Short task :: Without omitting anything, retype the data that follows.

Data rows ::

····················

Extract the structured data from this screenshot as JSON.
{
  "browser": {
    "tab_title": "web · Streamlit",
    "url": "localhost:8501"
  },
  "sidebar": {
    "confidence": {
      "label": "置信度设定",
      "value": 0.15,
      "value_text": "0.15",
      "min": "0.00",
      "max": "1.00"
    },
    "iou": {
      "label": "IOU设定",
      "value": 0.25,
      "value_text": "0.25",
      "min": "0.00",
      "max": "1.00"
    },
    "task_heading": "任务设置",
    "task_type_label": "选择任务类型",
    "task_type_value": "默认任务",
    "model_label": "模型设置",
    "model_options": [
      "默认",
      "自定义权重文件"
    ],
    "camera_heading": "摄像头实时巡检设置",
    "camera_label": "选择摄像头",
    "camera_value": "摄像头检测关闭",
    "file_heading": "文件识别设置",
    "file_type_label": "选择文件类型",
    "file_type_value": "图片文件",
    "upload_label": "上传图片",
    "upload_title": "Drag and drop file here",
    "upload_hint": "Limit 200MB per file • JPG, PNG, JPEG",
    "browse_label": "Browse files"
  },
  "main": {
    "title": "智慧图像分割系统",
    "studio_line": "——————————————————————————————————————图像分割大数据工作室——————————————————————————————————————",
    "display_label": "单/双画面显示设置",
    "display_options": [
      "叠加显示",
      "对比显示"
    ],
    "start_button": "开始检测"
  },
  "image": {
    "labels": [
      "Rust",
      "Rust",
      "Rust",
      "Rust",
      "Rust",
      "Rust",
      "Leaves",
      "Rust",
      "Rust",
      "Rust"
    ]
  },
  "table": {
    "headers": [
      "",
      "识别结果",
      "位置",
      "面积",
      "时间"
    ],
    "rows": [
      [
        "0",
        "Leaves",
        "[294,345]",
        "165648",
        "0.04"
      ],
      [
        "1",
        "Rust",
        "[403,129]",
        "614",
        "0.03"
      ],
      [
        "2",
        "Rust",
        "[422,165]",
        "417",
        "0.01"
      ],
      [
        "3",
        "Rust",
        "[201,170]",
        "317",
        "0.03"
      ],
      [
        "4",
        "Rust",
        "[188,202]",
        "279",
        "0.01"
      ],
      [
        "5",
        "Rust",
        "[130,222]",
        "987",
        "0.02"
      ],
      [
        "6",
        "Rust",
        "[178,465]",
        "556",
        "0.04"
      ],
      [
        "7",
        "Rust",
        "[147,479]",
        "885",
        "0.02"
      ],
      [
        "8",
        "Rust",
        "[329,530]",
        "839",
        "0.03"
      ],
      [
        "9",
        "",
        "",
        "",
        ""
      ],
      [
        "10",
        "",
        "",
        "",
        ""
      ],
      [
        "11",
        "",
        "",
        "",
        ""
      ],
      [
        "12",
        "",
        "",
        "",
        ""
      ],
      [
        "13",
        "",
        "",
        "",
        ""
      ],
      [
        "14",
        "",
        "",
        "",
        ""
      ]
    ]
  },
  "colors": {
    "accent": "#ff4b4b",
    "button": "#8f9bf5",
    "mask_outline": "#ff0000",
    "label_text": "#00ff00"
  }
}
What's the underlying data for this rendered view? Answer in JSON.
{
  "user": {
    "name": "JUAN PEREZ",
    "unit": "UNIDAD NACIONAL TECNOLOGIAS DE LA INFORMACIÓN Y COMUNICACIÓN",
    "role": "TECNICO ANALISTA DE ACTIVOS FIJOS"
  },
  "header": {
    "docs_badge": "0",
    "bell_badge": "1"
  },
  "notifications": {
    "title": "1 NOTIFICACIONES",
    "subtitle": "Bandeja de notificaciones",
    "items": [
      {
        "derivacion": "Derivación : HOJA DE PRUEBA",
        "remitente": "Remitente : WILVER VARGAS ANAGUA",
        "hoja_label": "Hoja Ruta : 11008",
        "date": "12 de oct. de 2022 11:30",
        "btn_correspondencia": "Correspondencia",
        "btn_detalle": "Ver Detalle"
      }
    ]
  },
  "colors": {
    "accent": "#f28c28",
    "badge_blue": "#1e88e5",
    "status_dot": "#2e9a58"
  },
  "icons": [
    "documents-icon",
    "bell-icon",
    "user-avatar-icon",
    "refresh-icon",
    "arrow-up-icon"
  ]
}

····················

The solution ::
Extract the structured data from this screenshot as JSON.
{
  "browser": {
    "tab_title": "web · Streamlit",
    "url": "localhost:8501"
  },
  "sidebar": {
    "confidence": {
      "label": "置信度设定",
      "value": 0.15,
      "value_text": "0.15",
      "min": "0.00",
      "max": "1.00"
    },
    "iou": {
      "label": "IOU设定",
      "value": 0.25,
      "value_text": "0.25",
      "min": "0.00",
      "max": "1.00"
    },
    "task_heading": "任务设置",
    "task_type_label": "选择任务类型",
    "task_type_value": "默认任务",
    "model_label": "模型设置",
    "model_options": [
      "默认",
      "自定义权重文件"
    ],
    "camera_heading": "摄像头实时巡检设置",
    "camera_label": "选择摄像头",
    "camera_value": "摄像头检测关闭",
    "file_heading": "文件识别设置",
    "file_type_label": "选择文件类型",
    "file_type_value": "图片文件",
    "upload_label": "上传图片",
    "upload_title": "Drag and drop file here",
    "upload_hint": "Limit 200MB per file • JPG, PNG, JPEG",
    "browse_label": "Browse files"
  },
  "main": {
    "title": "智慧图像分割系统",
    "studio_line": "——————————————————————————————————————图像分割大数据工作室——————————————————————————————————————",
    "display_label": "单/双画面显示设置",
    "display_options": [
      "叠加显示",
      "对比显示"
    ],
    "start_button": "开始检测"
  },
  "image": {
    "labels": [
      "Rust",
      "Rust",
      "Rust",
      "Rust",
      "Rust",
      "Rust",
      "Leaves",
      "Rust",
      "Rust",
      "Rust"
    ]
  },
  "table": {
    "headers": [
      "",
      "识别结果",
      "位置",
      "面积",
      "时间"
    ],
    "rows": [
      [
        "0",
        "Leaves",
        "[294,345]",
        "165648",
        "0.04"
      ],
      [
        "1",
        "Rust",
        "[403,129]",
        "614",
        "0.03"
      ],
      [
        "2",
        "Rust",
        "[422,165]",
        "417",
        "0.01"
      ],
      [
        "3",
        "Rust",
        "[201,170]",
        "317",
        "0.03"
      ],
      [
        "4",
        "Rust",
        "[188,202]",
        "279",
        "0.01"
      ],
      [
        "5",
        "Rust",
        "[130,222]",
        "987",
        "0.02"
      ],
      [
        "6",
        "Rust",
        "[178,465]",
        "556",
        "0.04"
      ],
      [
        "7",
        "Rust",
        "[147,479]",
        "885",
        "0.02"
      ],
      [
        "8",
        "Rust",
        "[329,530]",
        "839",
        "0.03"
      ],
      [
        "9",
        "",
        "",
        "",
        ""
      ],
      [
        "10",
        "",
        "",
        "",
        ""
      ],
      [
        "11",
        "",
        "",
        "",
        ""
      ],
      [
        "12",
        "",
        "",
        "",
        ""
      ],
      [
        "13",
        "",
        "",
        "",
        ""
      ],
      [
        "14",
        "",
        "",
        "",
        ""
      ]
    ]
  },
  "colors": {
    "accent": "#ff4b4b",
    "button": "#8f9bf5",
    "mask_outline": "#ff0000",
    "label_text": "#00ff00"
  }
}
What's the underlying data for this rendered view? Answer in JSON.
{
  "user": {
    "name": "JUAN PEREZ",
    "unit": "UNIDAD NACIONAL TECNOLOGIAS DE LA INFORMACIÓN Y COMUNICACIÓN",
    "role": "TECNICO ANALISTA DE ACTIVOS FIJOS"
  },
  "header": {
    "docs_badge": "0",
    "bell_badge": "1"
  },
  "notifications": {
    "title": "1 NOTIFICACIONES",
    "subtitle": "Bandeja de notificaciones",
    "items": [
      {
        "derivacion": "Derivación : HOJA DE PRUEBA",
        "remitente": "Remitente : WILVER VARGAS ANAGUA",
        "hoja_label": "Hoja Ruta : 11008",
        "date": "12 de oct. de 2022 11:30",
        "btn_correspondencia": "Correspondencia",
        "btn_detalle": "Ver Detalle"
      }
    ]
  },
  "colors": {
    "accent": "#f28c28",
    "badge_blue": "#1e88e5",
    "status_dot": "#2e9a58"
  },
  "icons": [
    "documents-icon",
    "bell-icon",
    "user-avatar-icon",
    "refresh-icon",
    "arrow-up-icon"
  ]
}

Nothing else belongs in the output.